* BEGIN EXTRACTED MATERIAL *

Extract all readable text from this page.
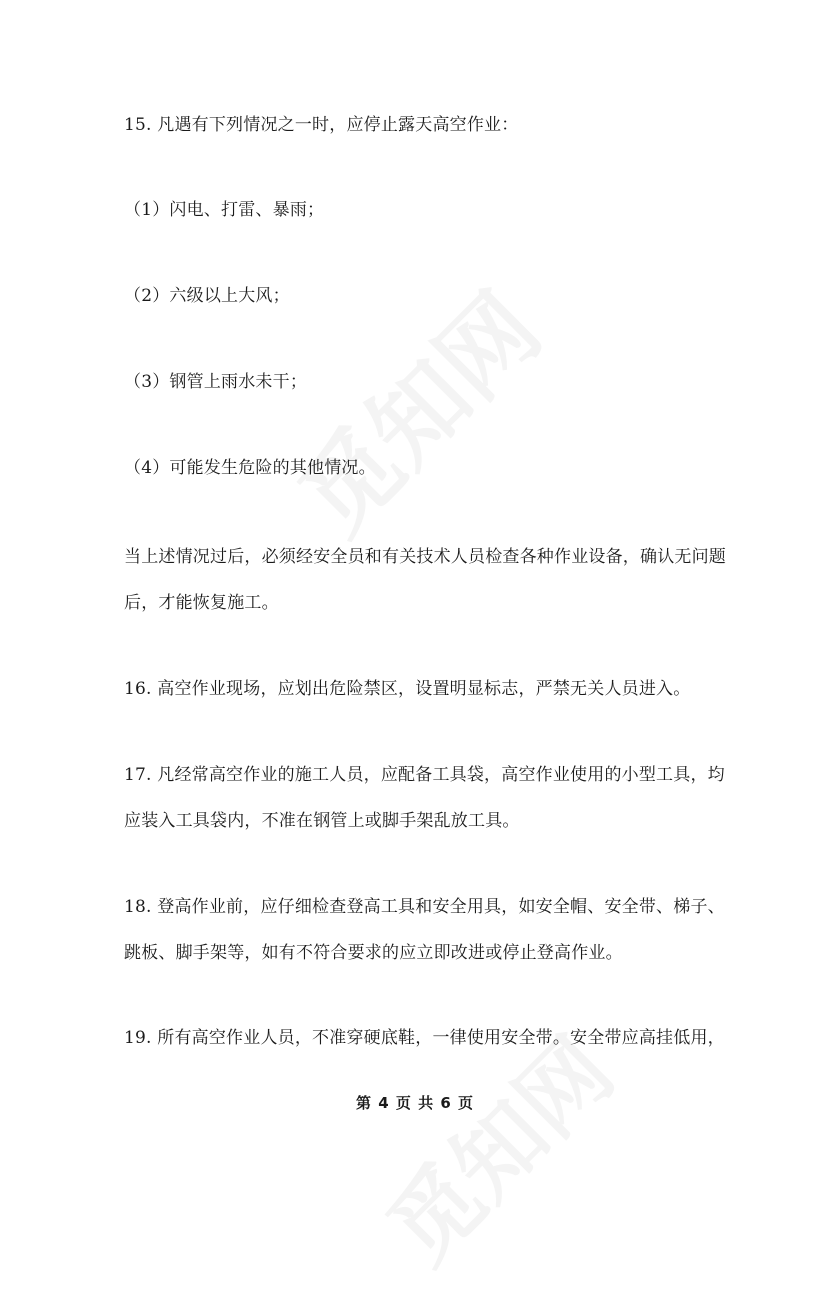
15. 凡遇有下列情况之一时，应停止露天高空作业：
（1）闪电、打雷、暴雨；
（2）六级以上大风；
（3）钢管上雨水未干；
（4）可能发生危险的其他情况。
当上述情况过后，必须经安全员和有关技术人员检查各种作业设备，确认无问题
后，才能恢复施工。
16. 高空作业现场，应划出危险禁区，设置明显标志，严禁无关人员进入。
17. 凡经常高空作业的施工人员，应配备工具袋，高空作业使用的小型工具，均
应装入工具袋内，不准在钢管上或脚手架乱放工具。
18. 登高作业前，应仔细检查登高工具和安全用具，如安全帽、安全带、梯子、
跳板、脚手架等，如有不符合要求的应立即改进或停止登高作业。
19. 所有高空作业人员，不准穿硬底鞋，一律使用安全带。安全带应高挂低用，
第 4 页 共 6 页
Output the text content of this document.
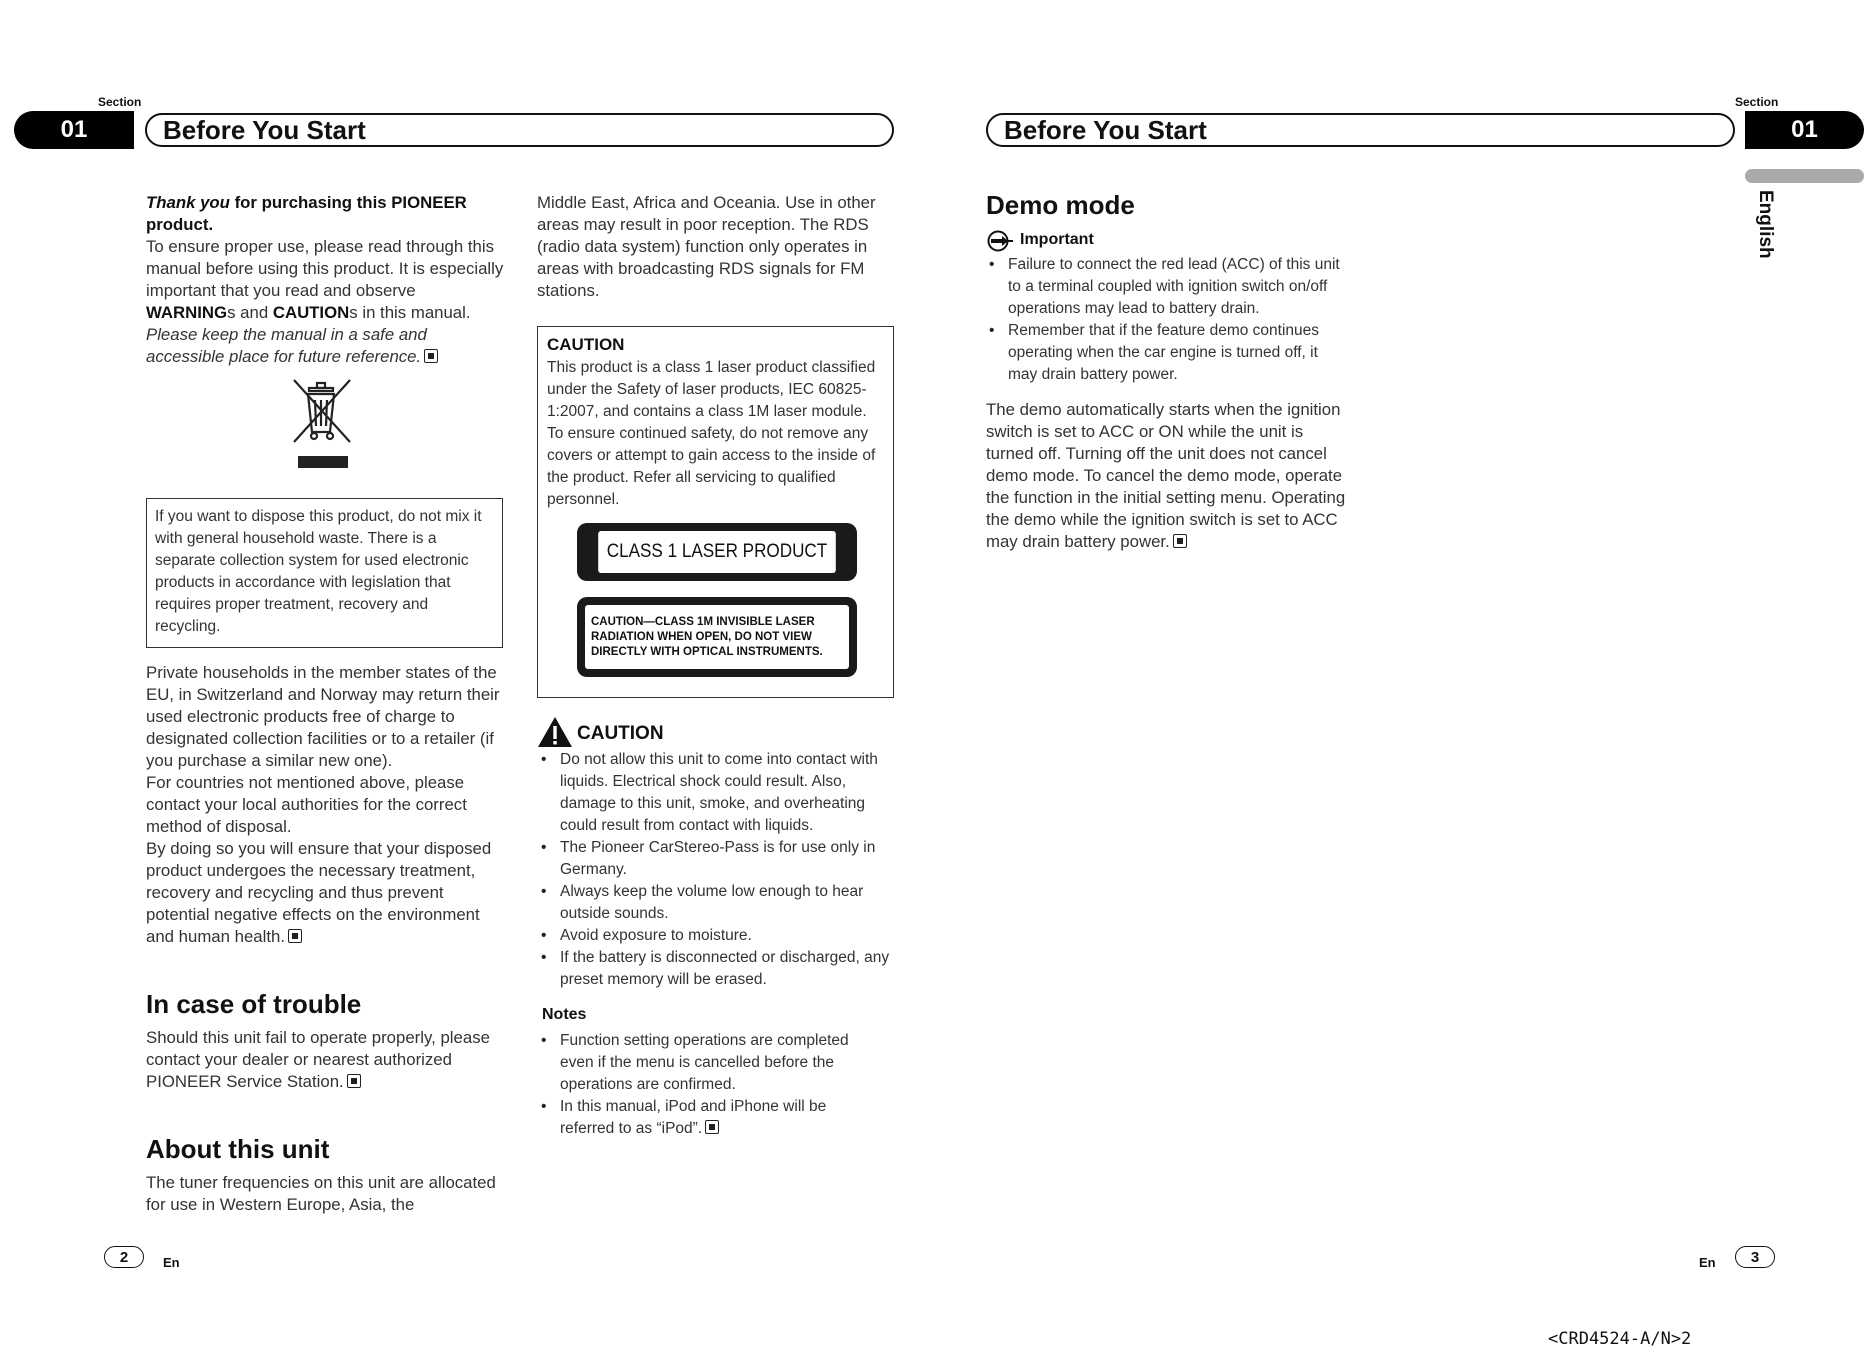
Section
01	Before You Start

Thank you for purchasing this PIONEER product.

To ensure proper use, please read through this manual before using this product. It is especially important that you read and observe WARNINGs and CAUTIONs in this manual.

Please keep the manual in a safe and accessible place for future reference.

If you want to dispose this product, do not mix it with general household waste. There is a separate collection system for used electronic products in accordance with legislation that requires proper treatment, recovery and recycling.

Private households in the member states of the EU, in Switzerland and Norway may return their used electronic products free of charge to designated collection facilities or to a retailer (if you purchase a similar new one).

For countries not mentioned above, please contact your local authorities for the correct method of disposal.

By doing so you will ensure that your disposed product undergoes the necessary treatment, recovery and recycling and thus prevent potential negative effects on the environment and human health.

In case of trouble

Should this unit fail to operate properly, please contact your dealer or nearest authorized PIONEER Service Station.

About this unit

The tuner frequencies on this unit are allocated for use in Western Europe, Asia, the

Middle East, Africa and Oceania. Use in other areas may result in poor reception. The RDS (radio data system) function only operates in areas with broadcasting RDS signals for FM stations.

CAUTION
This product is a class 1 laser product classified under the Safety of laser products, IEC 60825-1:2007, and contains a class 1M laser module. To ensure continued safety, do not remove any covers or attempt to gain access to the inside of the product. Refer all servicing to qualified personnel.
CLASS 1 LASER PRODUCT
CAUTION—CLASS 1M INVISIBLE LASER RADIATION WHEN OPEN, DO NOT VIEW DIRECTLY WITH OPTICAL INSTRUMENTS.
CAUTION
• Do not allow this unit to come into contact with liquids. Electrical shock could result. Also, damage to this unit, smoke, and overheating could result from contact with liquids.
• The Pioneer CarStereo-Pass is for use only in Germany.
• Always keep the volume low enough to hear outside sounds.
• Avoid exposure to moisture.
• If the battery is disconnected or discharged, any preset memory will be erased.
Notes
• Function setting operations are completed even if the menu is cancelled before the operations are confirmed.
• In this manual, iPod and iPhone will be referred to as “iPod”.
2	En
Section
01
Before You Start
English
Demo mode
Important
• Failure to connect the red lead (ACC) of this unit to a terminal coupled with ignition switch on/off operations may lead to battery drain.
• Remember that if the feature demo continues operating when the car engine is turned off, it may drain battery power.

The demo automatically starts when the ignition switch is set to ACC or ON while the unit is turned off. Turning off the unit does not cancel demo mode. To cancel the demo mode, operate the function in the initial setting menu. Operating the demo while the ignition switch is set to ACC may drain battery power.

En	3
<CRD4524-A/N>2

* END EXTRACTED MATERIAL *

■ **EXERCISE PROMPT**: Go over the data above and copy every line that has the word "drain" in it.

■ **RESPONSE**:
• Failure to connect the red lead (ACC) of this unit to a terminal coupled with ignition switch on/off operations may lead to battery drain.
• Remember that if the feature demo continues operating when the car engine is turned off, it may drain battery power.
The demo automatically starts when the ignition switch is set to ACC or ON while the unit is turned off. Turning off the unit does not cancel demo mode. To cancel the demo mode, operate the function in the initial setting menu. Operating the demo while the ignition switch is set to ACC may drain battery power.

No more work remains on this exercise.